**The problem:** Using the listing below, give the number of lines where "What" appears, and nothing else.

**Input data:**
-- BEGIN --
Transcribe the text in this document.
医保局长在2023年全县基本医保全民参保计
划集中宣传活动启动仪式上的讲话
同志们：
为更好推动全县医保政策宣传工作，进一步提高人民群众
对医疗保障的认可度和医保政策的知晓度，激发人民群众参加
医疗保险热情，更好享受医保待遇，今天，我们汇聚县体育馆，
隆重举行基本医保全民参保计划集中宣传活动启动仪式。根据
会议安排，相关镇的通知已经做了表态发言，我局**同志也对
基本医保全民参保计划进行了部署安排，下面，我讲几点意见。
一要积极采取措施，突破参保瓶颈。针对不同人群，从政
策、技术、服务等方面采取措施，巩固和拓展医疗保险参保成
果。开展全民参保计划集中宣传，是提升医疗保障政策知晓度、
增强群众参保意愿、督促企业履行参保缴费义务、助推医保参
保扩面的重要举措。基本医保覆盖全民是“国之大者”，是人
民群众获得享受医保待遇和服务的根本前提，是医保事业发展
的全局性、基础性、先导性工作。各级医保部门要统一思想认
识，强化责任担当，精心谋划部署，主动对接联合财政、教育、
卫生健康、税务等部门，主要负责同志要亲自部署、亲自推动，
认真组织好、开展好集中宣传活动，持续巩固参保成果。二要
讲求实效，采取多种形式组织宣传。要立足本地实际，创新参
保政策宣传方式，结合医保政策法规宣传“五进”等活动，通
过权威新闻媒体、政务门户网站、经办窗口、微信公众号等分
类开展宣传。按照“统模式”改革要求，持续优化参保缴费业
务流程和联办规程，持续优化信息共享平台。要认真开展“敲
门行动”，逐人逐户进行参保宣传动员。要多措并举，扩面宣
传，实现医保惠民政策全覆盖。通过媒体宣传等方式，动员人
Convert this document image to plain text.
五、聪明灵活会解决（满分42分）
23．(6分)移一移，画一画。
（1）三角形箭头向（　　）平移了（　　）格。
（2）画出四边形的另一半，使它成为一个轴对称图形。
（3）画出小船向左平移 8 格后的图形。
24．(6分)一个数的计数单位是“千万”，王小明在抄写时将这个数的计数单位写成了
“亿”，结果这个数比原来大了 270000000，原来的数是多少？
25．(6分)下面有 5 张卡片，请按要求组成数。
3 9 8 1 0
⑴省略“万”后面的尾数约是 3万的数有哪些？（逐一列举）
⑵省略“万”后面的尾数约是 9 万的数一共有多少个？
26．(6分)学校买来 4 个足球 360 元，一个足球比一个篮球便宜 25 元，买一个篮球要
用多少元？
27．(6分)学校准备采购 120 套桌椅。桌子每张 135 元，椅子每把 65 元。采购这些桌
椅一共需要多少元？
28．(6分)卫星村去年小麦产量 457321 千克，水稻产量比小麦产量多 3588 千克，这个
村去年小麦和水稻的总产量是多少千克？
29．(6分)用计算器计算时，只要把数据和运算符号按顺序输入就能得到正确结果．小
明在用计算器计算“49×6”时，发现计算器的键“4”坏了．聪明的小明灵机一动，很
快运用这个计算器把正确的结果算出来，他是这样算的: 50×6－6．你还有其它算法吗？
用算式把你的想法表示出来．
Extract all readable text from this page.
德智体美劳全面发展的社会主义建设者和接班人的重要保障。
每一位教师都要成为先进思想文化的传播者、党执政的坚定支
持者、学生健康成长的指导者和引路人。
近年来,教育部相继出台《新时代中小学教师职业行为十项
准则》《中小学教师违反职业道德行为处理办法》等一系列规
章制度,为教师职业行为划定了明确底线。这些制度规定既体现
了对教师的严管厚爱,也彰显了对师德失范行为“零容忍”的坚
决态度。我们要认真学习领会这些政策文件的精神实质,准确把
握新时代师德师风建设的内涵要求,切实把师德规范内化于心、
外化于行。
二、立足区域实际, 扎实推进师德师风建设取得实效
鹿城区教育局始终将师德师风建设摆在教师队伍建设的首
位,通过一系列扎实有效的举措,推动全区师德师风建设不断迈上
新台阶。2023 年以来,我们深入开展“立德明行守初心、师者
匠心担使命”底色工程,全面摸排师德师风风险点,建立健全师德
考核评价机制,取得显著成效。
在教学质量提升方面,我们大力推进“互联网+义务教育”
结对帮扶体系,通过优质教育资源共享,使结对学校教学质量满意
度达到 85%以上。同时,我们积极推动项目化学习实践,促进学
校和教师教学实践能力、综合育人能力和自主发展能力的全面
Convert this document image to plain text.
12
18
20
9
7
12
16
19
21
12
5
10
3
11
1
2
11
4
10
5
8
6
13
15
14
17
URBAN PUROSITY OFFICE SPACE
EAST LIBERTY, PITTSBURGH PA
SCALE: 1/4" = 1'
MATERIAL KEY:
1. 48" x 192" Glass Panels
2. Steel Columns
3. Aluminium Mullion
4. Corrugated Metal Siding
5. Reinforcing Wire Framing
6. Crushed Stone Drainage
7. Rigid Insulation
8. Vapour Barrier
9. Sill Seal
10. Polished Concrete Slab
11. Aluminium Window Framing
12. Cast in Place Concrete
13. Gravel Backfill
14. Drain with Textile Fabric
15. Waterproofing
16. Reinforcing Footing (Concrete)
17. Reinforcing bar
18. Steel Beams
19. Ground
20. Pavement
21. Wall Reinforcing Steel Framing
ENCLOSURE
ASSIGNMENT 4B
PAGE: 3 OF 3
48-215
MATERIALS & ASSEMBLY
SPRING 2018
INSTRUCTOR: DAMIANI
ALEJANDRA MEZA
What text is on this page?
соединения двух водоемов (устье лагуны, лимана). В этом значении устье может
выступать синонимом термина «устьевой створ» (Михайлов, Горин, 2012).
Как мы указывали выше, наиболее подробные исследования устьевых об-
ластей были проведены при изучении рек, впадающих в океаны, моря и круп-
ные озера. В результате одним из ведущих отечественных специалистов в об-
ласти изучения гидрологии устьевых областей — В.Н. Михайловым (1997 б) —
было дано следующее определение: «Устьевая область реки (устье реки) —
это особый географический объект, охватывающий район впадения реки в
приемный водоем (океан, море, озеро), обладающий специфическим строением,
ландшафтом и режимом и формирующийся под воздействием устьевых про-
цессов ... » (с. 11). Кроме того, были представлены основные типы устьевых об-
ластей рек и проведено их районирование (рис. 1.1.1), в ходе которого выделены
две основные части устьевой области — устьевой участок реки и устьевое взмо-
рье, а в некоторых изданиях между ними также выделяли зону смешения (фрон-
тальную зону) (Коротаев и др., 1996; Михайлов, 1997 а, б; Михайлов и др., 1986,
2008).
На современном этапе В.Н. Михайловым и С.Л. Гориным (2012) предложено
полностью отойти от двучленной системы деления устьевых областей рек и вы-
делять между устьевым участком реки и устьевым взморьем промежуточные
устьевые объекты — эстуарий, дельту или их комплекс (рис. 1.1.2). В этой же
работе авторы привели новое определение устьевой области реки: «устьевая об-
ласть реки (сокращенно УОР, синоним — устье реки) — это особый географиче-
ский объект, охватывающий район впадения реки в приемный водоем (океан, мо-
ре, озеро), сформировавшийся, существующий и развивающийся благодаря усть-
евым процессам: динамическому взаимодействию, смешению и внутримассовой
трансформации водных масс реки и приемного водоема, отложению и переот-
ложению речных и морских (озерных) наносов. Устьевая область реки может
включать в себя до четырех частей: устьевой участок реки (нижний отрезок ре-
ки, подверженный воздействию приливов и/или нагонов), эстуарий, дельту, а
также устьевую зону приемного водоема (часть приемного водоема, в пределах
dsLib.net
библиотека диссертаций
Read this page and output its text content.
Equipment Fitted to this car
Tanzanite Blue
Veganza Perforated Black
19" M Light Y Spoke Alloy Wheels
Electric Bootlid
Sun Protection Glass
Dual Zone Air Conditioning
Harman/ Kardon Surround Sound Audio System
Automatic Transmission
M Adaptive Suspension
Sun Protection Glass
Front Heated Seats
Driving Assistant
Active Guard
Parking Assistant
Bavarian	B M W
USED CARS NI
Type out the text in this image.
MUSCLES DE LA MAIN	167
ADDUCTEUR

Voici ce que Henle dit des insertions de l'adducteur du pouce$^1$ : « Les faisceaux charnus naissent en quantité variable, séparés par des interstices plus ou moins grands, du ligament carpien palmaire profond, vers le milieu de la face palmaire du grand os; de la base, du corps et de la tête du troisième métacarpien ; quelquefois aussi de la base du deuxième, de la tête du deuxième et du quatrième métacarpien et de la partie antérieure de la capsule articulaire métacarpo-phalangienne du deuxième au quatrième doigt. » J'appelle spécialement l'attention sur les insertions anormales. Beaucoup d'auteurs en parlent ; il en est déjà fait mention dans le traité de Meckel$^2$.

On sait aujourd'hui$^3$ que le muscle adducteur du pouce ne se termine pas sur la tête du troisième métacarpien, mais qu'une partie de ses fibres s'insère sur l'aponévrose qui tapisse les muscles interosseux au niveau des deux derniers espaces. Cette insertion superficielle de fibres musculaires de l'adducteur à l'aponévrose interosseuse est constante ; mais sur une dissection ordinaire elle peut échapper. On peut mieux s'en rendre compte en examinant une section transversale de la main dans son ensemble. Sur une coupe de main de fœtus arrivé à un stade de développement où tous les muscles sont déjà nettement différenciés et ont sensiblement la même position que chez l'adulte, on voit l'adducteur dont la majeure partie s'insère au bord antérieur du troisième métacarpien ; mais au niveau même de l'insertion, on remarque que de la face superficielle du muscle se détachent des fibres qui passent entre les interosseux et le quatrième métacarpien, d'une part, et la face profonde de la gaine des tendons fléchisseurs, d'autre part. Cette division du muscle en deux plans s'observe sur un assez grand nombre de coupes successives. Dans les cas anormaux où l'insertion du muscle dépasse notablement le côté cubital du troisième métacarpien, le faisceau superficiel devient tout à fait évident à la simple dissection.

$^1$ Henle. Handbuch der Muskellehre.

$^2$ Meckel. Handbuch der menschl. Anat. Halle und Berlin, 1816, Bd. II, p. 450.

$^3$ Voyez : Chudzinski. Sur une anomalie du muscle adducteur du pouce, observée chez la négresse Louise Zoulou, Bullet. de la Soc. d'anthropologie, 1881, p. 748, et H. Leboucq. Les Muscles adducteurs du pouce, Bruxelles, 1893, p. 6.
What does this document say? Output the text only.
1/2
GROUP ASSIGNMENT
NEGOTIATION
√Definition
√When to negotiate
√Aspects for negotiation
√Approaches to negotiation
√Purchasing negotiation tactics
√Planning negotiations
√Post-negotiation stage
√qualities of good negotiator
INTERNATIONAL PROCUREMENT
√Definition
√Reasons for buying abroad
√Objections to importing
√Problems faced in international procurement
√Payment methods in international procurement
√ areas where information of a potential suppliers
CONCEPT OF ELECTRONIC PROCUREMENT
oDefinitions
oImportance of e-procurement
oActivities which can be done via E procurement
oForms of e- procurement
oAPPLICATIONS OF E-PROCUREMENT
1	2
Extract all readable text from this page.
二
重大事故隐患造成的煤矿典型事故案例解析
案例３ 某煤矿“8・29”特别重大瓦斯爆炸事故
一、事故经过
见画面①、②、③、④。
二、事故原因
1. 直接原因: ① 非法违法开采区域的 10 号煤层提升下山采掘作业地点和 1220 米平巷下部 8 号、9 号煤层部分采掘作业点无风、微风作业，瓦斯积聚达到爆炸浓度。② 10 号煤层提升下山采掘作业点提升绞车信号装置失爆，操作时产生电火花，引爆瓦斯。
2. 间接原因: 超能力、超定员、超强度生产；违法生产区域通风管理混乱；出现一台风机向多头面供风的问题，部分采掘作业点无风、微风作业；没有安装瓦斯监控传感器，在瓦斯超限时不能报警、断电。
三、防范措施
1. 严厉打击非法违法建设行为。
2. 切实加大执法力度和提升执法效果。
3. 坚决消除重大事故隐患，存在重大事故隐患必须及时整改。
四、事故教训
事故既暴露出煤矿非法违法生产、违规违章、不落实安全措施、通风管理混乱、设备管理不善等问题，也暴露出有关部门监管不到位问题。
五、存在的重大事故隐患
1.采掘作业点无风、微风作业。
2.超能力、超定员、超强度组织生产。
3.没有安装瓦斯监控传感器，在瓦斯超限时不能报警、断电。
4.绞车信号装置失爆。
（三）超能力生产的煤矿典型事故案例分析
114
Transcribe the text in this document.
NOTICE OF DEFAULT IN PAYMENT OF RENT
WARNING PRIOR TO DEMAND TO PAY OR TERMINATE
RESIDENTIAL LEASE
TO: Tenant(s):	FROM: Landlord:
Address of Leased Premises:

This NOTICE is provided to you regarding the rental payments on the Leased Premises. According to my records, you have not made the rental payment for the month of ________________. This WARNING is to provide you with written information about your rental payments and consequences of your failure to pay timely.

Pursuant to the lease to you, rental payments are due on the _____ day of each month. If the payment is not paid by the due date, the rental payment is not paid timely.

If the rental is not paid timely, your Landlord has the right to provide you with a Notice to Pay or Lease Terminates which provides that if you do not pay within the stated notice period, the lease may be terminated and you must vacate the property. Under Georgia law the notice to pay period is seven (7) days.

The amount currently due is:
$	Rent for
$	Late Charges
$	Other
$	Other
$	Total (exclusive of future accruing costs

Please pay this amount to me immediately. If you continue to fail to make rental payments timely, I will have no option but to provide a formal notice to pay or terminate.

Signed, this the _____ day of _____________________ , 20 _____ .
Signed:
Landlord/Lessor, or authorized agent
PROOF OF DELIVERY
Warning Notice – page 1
-- END --
**Response for this exercise:** 2